— Stored data —

--- BEGIN ---

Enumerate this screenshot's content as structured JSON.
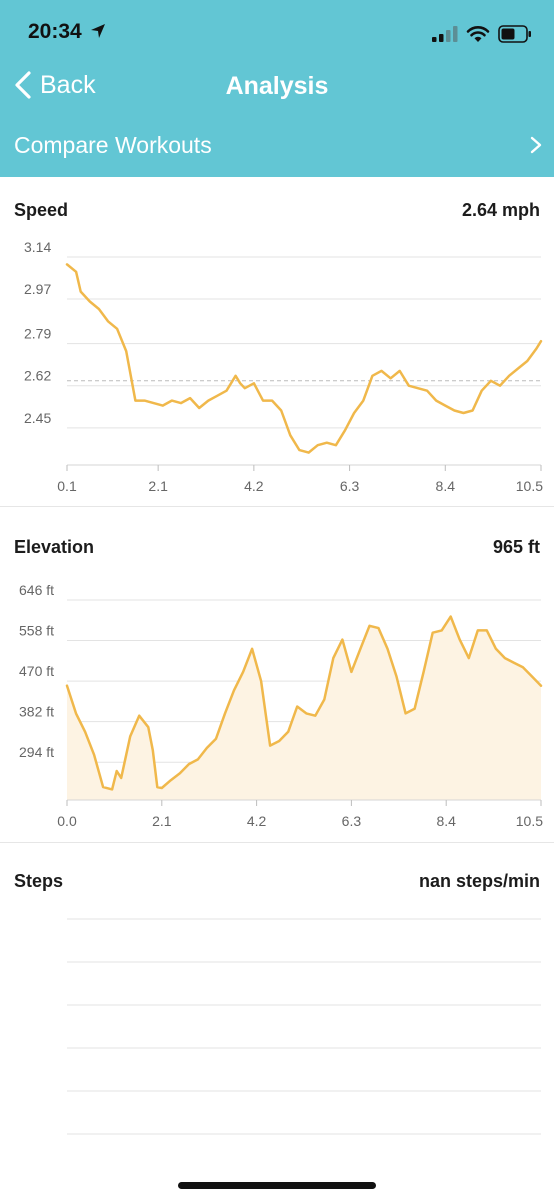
{
  "status_bar": {
    "time": "20:34",
    "location_icon": "location-arrow-icon",
    "signal_icon": "cellular-signal-icon",
    "wifi_icon": "wifi-icon",
    "battery_icon": "battery-icon"
  },
  "nav": {
    "back_label": "Back",
    "title": "Analysis"
  },
  "compare": {
    "label": "Compare Workouts"
  },
  "colors": {
    "header": "#62c6d4",
    "series": "#f0b84b",
    "area_fill": "#fdf3e3",
    "grid": "#e3e3e3",
    "axis_text": "#666666"
  },
  "speed": {
    "title": "Speed",
    "value": "2.64 mph",
    "chart_data": {
      "type": "line",
      "title": "",
      "xlabel": "",
      "ylabel": "",
      "yticks": [
        "3.14",
        "2.97",
        "2.79",
        "2.62",
        "2.45"
      ],
      "ytick_values": [
        3.14,
        2.97,
        2.79,
        2.62,
        2.45
      ],
      "xticks": [
        "0.1",
        "2.1",
        "4.2",
        "6.3",
        "8.4",
        "10.5"
      ],
      "xtick_values": [
        0.1,
        2.1,
        4.2,
        6.3,
        8.4,
        10.5
      ],
      "xlim": [
        0.1,
        10.5
      ],
      "ylim": [
        2.3,
        3.16
      ],
      "average": 2.64,
      "x": [
        0.1,
        0.3,
        0.4,
        0.6,
        0.8,
        1.0,
        1.2,
        1.4,
        1.6,
        1.8,
        2.0,
        2.2,
        2.4,
        2.6,
        2.8,
        3.0,
        3.2,
        3.4,
        3.6,
        3.8,
        3.9,
        4.0,
        4.2,
        4.4,
        4.6,
        4.8,
        5.0,
        5.2,
        5.4,
        5.6,
        5.8,
        6.0,
        6.2,
        6.4,
        6.6,
        6.8,
        7.0,
        7.2,
        7.4,
        7.6,
        7.8,
        8.0,
        8.2,
        8.4,
        8.6,
        8.8,
        9.0,
        9.2,
        9.4,
        9.6,
        9.8,
        10.0,
        10.2,
        10.4,
        10.5
      ],
      "y": [
        3.11,
        3.08,
        3.0,
        2.96,
        2.93,
        2.88,
        2.85,
        2.76,
        2.56,
        2.56,
        2.55,
        2.54,
        2.56,
        2.55,
        2.57,
        2.53,
        2.56,
        2.58,
        2.6,
        2.66,
        2.63,
        2.61,
        2.63,
        2.56,
        2.56,
        2.52,
        2.42,
        2.36,
        2.35,
        2.38,
        2.39,
        2.38,
        2.44,
        2.51,
        2.56,
        2.66,
        2.68,
        2.65,
        2.68,
        2.62,
        2.61,
        2.6,
        2.56,
        2.54,
        2.52,
        2.51,
        2.52,
        2.6,
        2.64,
        2.62,
        2.66,
        2.69,
        2.72,
        2.77,
        2.8
      ]
    }
  },
  "elevation": {
    "title": "Elevation",
    "value": "965 ft",
    "chart_data": {
      "type": "area",
      "title": "",
      "xlabel": "",
      "ylabel": "",
      "yticks": [
        "646 ft",
        "558 ft",
        "470 ft",
        "382 ft",
        "294 ft"
      ],
      "ytick_values": [
        646,
        558,
        470,
        382,
        294
      ],
      "xticks": [
        "0.0",
        "2.1",
        "4.2",
        "6.3",
        "8.4",
        "10.5"
      ],
      "xtick_values": [
        0.0,
        2.1,
        4.2,
        6.3,
        8.4,
        10.5
      ],
      "xlim": [
        0.0,
        10.5
      ],
      "ylim": [
        212,
        646
      ],
      "x": [
        0.0,
        0.2,
        0.4,
        0.6,
        0.8,
        1.0,
        1.1,
        1.2,
        1.4,
        1.6,
        1.8,
        1.9,
        2.0,
        2.1,
        2.3,
        2.5,
        2.7,
        2.9,
        3.1,
        3.3,
        3.5,
        3.7,
        3.9,
        4.1,
        4.3,
        4.4,
        4.5,
        4.7,
        4.9,
        5.1,
        5.3,
        5.5,
        5.7,
        5.9,
        6.1,
        6.3,
        6.5,
        6.7,
        6.9,
        7.1,
        7.3,
        7.5,
        7.7,
        7.9,
        8.1,
        8.3,
        8.5,
        8.7,
        8.9,
        9.1,
        9.3,
        9.5,
        9.7,
        9.9,
        10.1,
        10.3,
        10.5
      ],
      "y": [
        460,
        400,
        360,
        310,
        240,
        235,
        275,
        260,
        350,
        395,
        370,
        320,
        240,
        238,
        255,
        270,
        290,
        300,
        325,
        345,
        400,
        450,
        490,
        540,
        470,
        400,
        330,
        340,
        360,
        415,
        400,
        395,
        430,
        520,
        560,
        490,
        540,
        590,
        585,
        540,
        480,
        400,
        410,
        490,
        575,
        580,
        610,
        560,
        520,
        580,
        580,
        540,
        520,
        510,
        500,
        480,
        460
      ]
    }
  },
  "steps": {
    "title": "Steps",
    "value": "nan steps/min",
    "chart_data": {
      "type": "line",
      "title": "",
      "xlabel": "",
      "ylabel": "",
      "series": []
    }
  }
}
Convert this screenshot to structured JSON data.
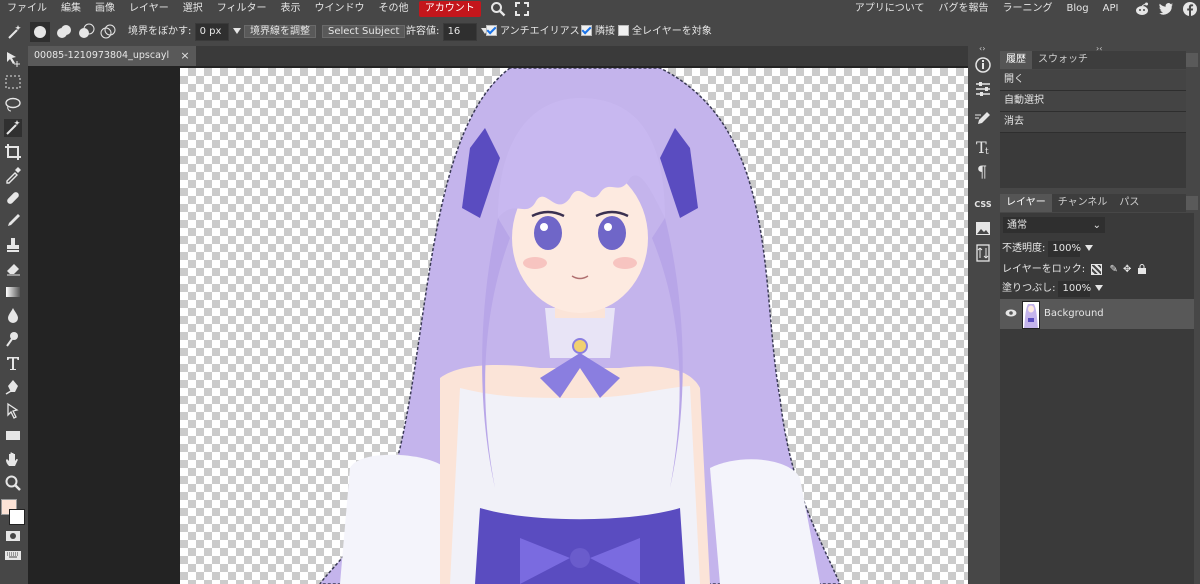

--- END ---

Write out all the entries word for word, but skip any images.

Enumerate this screenshot's content as structured JSON.
{
  "status_bar": {
    "time": "20:34",
    "location_icon": "location-arrow-icon",
    "signal_icon": "cellular-signal-icon",
    "wifi_icon": "wifi-icon",
    "battery_icon": "battery-icon"
  },
  "nav": {
    "back_label": "Back",
    "title": "Analysis"
  },
  "compare": {
    "label": "Compare Workouts"
  },
  "colors": {
    "header": "#62c6d4",
    "series": "#f0b84b",
    "area_fill": "#fdf3e3",
    "grid": "#e3e3e3",
    "axis_text": "#666666"
  },
  "speed": {
    "title": "Speed",
    "value": "2.64 mph",
    "chart_data": {
      "type": "line",
      "title": "",
      "xlabel": "",
      "ylabel": "",
      "yticks": [
        "3.14",
        "2.97",
        "2.79",
        "2.62",
        "2.45"
      ],
      "ytick_values": [
        3.14,
        2.97,
        2.79,
        2.62,
        2.45
      ],
      "xticks": [
        "0.1",
        "2.1",
        "4.2",
        "6.3",
        "8.4",
        "10.5"
      ],
      "xtick_values": [
        0.1,
        2.1,
        4.2,
        6.3,
        8.4,
        10.5
      ],
      "xlim": [
        0.1,
        10.5
      ],
      "ylim": [
        2.3,
        3.16
      ],
      "average": 2.64,
      "x": [
        0.1,
        0.3,
        0.4,
        0.6,
        0.8,
        1.0,
        1.2,
        1.4,
        1.6,
        1.8,
        2.0,
        2.2,
        2.4,
        2.6,
        2.8,
        3.0,
        3.2,
        3.4,
        3.6,
        3.8,
        3.9,
        4.0,
        4.2,
        4.4,
        4.6,
        4.8,
        5.0,
        5.2,
        5.4,
        5.6,
        5.8,
        6.0,
        6.2,
        6.4,
        6.6,
        6.8,
        7.0,
        7.2,
        7.4,
        7.6,
        7.8,
        8.0,
        8.2,
        8.4,
        8.6,
        8.8,
        9.0,
        9.2,
        9.4,
        9.6,
        9.8,
        10.0,
        10.2,
        10.4,
        10.5
      ],
      "y": [
        3.11,
        3.08,
        3.0,
        2.96,
        2.93,
        2.88,
        2.85,
        2.76,
        2.56,
        2.56,
        2.55,
        2.54,
        2.56,
        2.55,
        2.57,
        2.53,
        2.56,
        2.58,
        2.6,
        2.66,
        2.63,
        2.61,
        2.63,
        2.56,
        2.56,
        2.52,
        2.42,
        2.36,
        2.35,
        2.38,
        2.39,
        2.38,
        2.44,
        2.51,
        2.56,
        2.66,
        2.68,
        2.65,
        2.68,
        2.62,
        2.61,
        2.6,
        2.56,
        2.54,
        2.52,
        2.51,
        2.52,
        2.6,
        2.64,
        2.62,
        2.66,
        2.69,
        2.72,
        2.77,
        2.8
      ]
    }
  },
  "elevation": {
    "title": "Elevation",
    "value": "965 ft",
    "chart_data": {
      "type": "area",
      "title": "",
      "xlabel": "",
      "ylabel": "",
      "yticks": [
        "646 ft",
        "558 ft",
        "470 ft",
        "382 ft",
        "294 ft"
      ],
      "ytick_values": [
        646,
        558,
        470,
        382,
        294
      ],
      "xticks": [
        "0.0",
        "2.1",
        "4.2",
        "6.3",
        "8.4",
        "10.5"
      ],
      "xtick_values": [
        0.0,
        2.1,
        4.2,
        6.3,
        8.4,
        10.5
      ],
      "xlim": [
        0.0,
        10.5
      ],
      "ylim": [
        212,
        646
      ],
      "x": [
        0.0,
        0.2,
        0.4,
        0.6,
        0.8,
        1.0,
        1.1,
        1.2,
        1.4,
        1.6,
        1.8,
        1.9,
        2.0,
        2.1,
        2.3,
        2.5,
        2.7,
        2.9,
        3.1,
        3.3,
        3.5,
        3.7,
        3.9,
        4.1,
        4.3,
        4.4,
        4.5,
        4.7,
        4.9,
        5.1,
        5.3,
        5.5,
        5.7,
        5.9,
        6.1,
        6.3,
        6.5,
        6.7,
        6.9,
        7.1,
        7.3,
        7.5,
        7.7,
        7.9,
        8.1,
        8.3,
        8.5,
        8.7,
        8.9,
        9.1,
        9.3,
        9.5,
        9.7,
        9.9,
        10.1,
        10.3,
        10.5
      ],
      "y": [
        460,
        400,
        360,
        310,
        240,
        235,
        275,
        260,
        350,
        395,
        370,
        320,
        240,
        238,
        255,
        270,
        290,
        300,
        325,
        345,
        400,
        450,
        490,
        540,
        470,
        400,
        330,
        340,
        360,
        415,
        400,
        395,
        430,
        520,
        560,
        490,
        540,
        590,
        585,
        540,
        480,
        400,
        410,
        490,
        575,
        580,
        610,
        560,
        520,
        580,
        580,
        540,
        520,
        510,
        500,
        480,
        460
      ]
    }
  },
  "steps": {
    "title": "Steps",
    "value": "nan steps/min",
    "chart_data": {
      "type": "line",
      "title": "",
      "xlabel": "",
      "ylabel": "",
      "series": []
    }
  }
}
Convert this screenshot to structured JSON data.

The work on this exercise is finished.